• [Passage to read]

For the last nine years, Severn Trent Services has managed a contract for mine water treatment across the Coal Authority estate, including 73 mine water treatment schemes in England, Scotland and Wales. These schemes take the form of three types: passive, pumped-passive and active.
At most sites, mine water is pumped to a treatment facility which employs oxygenation, filtration and sedimentation to raise the quality of the water in compliance with discharge consents.
“Mine water from legacy coal mines is treated at many of these sites utilising settlement lagoons and reed beds,” explains Oren Environmental’s data and reporting manager Paul Robinson. “The effective management of these resources is heavily dependent on reliable data, including water level measurements, and we have been using OTT instruments to support this since 2016.
“In addition to the older ecoLog 500s and the newer ecoLog 1000s, we also utilise five ecoLog 800s to collect and monitor conductivity measurements. Conductivity data can be used to assess the quality of water by identifying minerals that are present in the water.”
Where the ecoLogs are deployed in surface water weirs, the level measurements are translated into flow, which further informs the management of the treatment process.

• [Work required] Copy the text on mine water treatment from "At most sites, mine" up to and including "this since 2016.", changing "reed beds" to "constructed wetlands".

• [Supplied information]
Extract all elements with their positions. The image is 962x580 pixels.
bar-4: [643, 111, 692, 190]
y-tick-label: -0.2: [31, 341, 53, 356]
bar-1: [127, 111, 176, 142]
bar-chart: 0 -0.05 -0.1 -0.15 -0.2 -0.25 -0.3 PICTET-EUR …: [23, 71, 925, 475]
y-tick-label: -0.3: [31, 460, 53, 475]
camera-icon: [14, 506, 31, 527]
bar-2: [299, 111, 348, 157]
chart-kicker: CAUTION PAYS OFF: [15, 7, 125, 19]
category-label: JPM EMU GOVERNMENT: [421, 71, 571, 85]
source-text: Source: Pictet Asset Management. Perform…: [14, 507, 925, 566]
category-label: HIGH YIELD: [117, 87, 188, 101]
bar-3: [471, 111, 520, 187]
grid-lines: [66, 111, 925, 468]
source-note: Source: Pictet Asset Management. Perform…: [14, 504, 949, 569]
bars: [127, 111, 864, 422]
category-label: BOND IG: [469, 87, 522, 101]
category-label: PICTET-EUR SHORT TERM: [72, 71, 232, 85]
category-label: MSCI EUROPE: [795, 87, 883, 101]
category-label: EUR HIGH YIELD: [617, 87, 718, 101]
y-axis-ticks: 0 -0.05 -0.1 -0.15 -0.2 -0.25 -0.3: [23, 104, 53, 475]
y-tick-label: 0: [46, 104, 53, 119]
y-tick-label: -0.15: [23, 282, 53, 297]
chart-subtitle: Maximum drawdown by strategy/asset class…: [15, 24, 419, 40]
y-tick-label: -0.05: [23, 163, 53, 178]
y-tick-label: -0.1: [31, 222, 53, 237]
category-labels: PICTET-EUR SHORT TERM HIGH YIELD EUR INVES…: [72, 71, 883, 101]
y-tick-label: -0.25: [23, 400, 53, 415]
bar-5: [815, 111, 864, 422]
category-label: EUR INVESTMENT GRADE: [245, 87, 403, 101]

• [Answer space]
At most sites, mine water is pumped to a treatment facility which employs oxygenation, filtration and sedimentation to raise the quality of the water in compliance with discharge consents.
“Mine water from legacy coal mines is treated at many of these sites utilising settlement lagoons and constructed wetlands,” explains Oren Environmental’s data and reporting manager Paul Robinson. “The effective management of these resources is heavily dependent on reliable data, including water level measurements, and we have been using OTT instruments to support this since 2016.